TASK DETAILS: Produce an exact copy of the lines from the line containing "Output the text content of this document." through the last line of the listing below, both ends included, and nothing else.

ROWS:

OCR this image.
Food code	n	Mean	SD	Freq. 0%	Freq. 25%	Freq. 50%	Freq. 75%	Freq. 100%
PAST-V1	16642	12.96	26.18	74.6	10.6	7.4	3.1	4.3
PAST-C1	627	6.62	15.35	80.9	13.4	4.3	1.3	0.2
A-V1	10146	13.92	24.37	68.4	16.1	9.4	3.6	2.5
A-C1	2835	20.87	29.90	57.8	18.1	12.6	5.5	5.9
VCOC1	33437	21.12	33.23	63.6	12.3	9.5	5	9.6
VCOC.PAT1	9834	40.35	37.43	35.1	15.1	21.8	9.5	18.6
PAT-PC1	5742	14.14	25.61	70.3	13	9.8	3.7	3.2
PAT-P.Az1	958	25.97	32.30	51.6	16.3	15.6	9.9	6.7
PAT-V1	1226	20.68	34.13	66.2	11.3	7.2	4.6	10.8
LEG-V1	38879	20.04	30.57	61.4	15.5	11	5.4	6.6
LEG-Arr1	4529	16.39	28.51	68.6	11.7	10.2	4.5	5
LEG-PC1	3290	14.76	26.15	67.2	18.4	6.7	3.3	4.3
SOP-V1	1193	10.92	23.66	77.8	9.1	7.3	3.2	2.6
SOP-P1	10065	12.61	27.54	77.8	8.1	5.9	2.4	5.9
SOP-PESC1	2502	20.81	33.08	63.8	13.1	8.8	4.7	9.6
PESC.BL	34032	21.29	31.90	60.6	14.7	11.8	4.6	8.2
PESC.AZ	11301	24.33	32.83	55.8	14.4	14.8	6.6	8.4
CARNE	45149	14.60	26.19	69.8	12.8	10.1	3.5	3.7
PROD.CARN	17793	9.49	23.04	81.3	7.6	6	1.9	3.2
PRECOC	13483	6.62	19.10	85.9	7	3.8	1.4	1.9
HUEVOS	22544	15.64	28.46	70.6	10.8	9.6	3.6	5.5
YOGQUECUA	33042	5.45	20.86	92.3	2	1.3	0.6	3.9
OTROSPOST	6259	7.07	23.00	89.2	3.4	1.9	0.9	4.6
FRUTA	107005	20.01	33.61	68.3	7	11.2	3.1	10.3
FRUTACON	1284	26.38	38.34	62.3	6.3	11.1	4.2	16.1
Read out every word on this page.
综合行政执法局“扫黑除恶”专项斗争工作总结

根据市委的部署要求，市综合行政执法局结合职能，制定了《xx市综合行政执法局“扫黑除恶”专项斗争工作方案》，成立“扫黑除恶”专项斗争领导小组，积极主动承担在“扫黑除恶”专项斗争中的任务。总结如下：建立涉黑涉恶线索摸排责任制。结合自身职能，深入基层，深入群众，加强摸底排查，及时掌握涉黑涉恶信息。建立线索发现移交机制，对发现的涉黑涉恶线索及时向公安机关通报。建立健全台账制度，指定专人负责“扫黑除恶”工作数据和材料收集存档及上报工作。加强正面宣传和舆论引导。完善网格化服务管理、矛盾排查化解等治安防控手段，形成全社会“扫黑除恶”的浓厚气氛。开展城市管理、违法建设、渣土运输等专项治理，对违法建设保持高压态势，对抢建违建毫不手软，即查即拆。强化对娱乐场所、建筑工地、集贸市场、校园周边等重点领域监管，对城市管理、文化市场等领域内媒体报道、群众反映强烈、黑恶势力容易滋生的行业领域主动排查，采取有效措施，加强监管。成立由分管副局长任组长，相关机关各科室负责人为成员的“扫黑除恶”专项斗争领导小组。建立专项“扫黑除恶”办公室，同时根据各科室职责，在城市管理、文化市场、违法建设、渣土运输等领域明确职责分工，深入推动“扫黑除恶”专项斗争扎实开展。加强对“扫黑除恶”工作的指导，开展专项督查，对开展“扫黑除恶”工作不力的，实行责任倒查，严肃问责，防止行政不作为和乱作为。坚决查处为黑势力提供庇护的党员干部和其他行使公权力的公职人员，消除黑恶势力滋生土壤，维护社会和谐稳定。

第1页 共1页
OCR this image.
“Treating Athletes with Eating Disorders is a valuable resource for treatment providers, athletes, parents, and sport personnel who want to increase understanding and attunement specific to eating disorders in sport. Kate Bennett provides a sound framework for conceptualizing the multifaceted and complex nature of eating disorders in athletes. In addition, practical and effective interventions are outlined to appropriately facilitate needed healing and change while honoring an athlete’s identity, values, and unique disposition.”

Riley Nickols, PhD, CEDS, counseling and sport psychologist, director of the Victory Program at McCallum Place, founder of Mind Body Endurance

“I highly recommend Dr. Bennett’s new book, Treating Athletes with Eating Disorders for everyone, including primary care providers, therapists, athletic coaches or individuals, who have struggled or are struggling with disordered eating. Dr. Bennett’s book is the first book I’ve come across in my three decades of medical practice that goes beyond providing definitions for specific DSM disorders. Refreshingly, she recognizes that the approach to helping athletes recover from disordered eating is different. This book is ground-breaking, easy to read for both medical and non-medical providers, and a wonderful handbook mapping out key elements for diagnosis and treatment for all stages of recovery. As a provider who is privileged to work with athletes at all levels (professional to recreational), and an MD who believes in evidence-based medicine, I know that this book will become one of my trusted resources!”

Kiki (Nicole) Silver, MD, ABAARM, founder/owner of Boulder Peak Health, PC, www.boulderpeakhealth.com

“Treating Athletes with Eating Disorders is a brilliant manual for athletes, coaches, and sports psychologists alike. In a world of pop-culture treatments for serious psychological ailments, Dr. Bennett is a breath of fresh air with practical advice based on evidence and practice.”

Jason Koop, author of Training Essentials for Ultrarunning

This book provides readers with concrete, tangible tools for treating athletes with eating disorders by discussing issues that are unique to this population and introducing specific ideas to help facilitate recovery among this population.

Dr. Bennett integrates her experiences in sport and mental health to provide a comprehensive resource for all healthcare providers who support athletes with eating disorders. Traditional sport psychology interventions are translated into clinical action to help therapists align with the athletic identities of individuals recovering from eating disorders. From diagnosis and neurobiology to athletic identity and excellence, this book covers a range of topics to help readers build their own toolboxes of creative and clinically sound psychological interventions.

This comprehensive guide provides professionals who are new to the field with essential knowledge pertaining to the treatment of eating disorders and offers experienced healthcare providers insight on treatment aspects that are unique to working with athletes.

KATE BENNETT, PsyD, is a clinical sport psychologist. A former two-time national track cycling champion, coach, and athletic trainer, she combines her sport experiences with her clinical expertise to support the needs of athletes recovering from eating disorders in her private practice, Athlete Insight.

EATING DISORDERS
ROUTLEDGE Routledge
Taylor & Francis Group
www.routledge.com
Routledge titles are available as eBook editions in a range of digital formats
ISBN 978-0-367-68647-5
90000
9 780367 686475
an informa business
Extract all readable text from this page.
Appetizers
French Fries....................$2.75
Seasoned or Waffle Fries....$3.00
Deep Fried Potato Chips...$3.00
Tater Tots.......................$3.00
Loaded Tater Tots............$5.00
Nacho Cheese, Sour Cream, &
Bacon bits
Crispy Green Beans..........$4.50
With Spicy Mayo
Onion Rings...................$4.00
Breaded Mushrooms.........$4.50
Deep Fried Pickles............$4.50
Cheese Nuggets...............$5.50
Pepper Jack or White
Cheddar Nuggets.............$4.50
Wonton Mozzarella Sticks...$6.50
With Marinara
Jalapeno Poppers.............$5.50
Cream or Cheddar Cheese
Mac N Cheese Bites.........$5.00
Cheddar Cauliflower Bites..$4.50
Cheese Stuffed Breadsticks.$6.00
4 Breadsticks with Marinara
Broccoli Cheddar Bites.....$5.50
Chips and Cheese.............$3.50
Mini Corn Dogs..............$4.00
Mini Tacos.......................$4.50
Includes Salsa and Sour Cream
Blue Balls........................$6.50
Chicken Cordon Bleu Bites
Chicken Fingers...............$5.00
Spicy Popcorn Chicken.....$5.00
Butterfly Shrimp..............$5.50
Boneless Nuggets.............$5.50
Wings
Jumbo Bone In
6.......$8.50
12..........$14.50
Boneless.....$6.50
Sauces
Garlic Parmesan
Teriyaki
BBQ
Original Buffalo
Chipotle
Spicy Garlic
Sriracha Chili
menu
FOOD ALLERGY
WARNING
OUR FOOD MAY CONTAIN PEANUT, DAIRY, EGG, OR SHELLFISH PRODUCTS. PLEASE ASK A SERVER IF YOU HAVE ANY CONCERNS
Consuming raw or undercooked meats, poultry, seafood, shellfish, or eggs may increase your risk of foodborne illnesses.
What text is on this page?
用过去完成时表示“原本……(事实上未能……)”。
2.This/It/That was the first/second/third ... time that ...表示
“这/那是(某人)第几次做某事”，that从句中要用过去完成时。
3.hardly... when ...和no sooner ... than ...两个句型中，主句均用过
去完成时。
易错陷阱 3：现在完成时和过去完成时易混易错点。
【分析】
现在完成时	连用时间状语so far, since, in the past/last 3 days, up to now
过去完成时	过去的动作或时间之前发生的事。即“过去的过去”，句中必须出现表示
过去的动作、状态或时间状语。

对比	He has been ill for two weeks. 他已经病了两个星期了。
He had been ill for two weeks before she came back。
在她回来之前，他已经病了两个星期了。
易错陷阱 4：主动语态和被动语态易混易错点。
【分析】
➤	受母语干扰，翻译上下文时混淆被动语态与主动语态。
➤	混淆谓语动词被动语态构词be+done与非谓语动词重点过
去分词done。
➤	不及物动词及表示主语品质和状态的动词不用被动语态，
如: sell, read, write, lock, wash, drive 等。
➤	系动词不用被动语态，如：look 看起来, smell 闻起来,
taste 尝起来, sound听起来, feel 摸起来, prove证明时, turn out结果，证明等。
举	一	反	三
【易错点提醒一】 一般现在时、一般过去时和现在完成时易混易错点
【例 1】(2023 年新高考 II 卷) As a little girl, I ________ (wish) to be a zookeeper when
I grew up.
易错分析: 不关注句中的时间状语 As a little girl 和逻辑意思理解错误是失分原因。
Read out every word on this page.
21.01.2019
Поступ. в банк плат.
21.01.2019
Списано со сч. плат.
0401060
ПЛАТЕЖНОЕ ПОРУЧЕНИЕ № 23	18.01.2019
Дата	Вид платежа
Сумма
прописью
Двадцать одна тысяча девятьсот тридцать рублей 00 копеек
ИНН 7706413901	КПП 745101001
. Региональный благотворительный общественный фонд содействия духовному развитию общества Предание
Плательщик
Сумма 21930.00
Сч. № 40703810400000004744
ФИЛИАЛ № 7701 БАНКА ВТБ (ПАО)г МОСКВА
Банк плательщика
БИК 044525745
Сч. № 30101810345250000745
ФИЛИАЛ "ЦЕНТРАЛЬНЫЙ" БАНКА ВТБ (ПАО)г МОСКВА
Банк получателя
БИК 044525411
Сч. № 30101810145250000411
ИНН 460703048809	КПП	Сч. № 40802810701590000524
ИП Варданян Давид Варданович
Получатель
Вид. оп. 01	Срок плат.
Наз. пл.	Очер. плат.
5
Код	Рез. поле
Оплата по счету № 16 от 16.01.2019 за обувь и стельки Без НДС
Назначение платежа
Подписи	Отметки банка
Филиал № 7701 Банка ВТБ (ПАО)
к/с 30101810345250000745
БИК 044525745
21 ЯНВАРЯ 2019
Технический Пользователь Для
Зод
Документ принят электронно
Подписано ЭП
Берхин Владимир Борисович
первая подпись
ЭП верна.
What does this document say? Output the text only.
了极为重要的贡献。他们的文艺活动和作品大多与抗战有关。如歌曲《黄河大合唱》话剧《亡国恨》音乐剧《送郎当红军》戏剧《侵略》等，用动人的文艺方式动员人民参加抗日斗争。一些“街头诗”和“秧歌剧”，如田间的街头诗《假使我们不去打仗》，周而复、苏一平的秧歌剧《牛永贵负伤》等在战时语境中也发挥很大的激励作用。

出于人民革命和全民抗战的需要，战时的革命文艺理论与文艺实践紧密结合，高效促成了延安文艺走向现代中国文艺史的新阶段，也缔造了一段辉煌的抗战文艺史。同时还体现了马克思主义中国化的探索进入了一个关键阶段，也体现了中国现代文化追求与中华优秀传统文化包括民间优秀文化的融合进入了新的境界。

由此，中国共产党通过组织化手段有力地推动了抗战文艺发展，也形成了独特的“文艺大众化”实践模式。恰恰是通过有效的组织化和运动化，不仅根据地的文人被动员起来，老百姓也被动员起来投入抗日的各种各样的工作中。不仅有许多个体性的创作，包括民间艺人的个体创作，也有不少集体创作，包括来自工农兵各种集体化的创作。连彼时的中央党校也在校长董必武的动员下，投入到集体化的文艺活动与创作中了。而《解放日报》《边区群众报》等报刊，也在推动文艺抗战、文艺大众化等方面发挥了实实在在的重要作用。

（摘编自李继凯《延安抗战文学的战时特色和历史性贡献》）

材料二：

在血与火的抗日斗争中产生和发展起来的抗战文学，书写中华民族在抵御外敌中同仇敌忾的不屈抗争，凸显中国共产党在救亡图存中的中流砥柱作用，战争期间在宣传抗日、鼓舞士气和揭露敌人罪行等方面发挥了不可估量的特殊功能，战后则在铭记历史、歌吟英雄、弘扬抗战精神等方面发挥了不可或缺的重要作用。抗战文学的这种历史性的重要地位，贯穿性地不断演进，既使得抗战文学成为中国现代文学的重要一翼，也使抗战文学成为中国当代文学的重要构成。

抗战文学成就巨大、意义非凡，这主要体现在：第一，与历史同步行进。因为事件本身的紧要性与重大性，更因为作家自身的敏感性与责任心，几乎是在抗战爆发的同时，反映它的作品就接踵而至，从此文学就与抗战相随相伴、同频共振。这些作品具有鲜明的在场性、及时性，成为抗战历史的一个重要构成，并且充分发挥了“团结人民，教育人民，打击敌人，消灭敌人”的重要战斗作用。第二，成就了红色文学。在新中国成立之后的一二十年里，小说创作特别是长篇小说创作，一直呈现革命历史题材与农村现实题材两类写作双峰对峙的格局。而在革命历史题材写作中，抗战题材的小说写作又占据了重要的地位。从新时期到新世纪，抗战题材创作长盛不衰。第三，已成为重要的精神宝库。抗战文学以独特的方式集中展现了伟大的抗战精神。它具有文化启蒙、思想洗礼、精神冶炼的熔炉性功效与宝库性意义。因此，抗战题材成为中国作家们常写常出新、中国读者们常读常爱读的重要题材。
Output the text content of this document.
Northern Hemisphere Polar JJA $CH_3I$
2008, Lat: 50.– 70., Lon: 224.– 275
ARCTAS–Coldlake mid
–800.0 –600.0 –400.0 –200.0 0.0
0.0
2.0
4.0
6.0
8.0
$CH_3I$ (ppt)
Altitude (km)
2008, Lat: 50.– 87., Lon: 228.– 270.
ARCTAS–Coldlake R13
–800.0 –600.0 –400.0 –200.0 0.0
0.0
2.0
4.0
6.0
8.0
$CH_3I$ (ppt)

ANSWER TO THE TASK:
Output the text content of this document.
Northern Hemisphere Polar JJA $CH_3I$
2008, Lat: 50.– 70., Lon: 224.– 275
ARCTAS–Coldlake mid
–800.0 –600.0 –400.0 –200.0 0.0
0.0
2.0
4.0
6.0
8.0
$CH_3I$ (ppt)
Altitude (km)
2008, Lat: 50.– 87., Lon: 228.– 270.
ARCTAS–Coldlake R13
–800.0 –600.0 –400.0 –200.0 0.0
0.0
2.0
4.0
6.0
8.0
$CH_3I$ (ppt)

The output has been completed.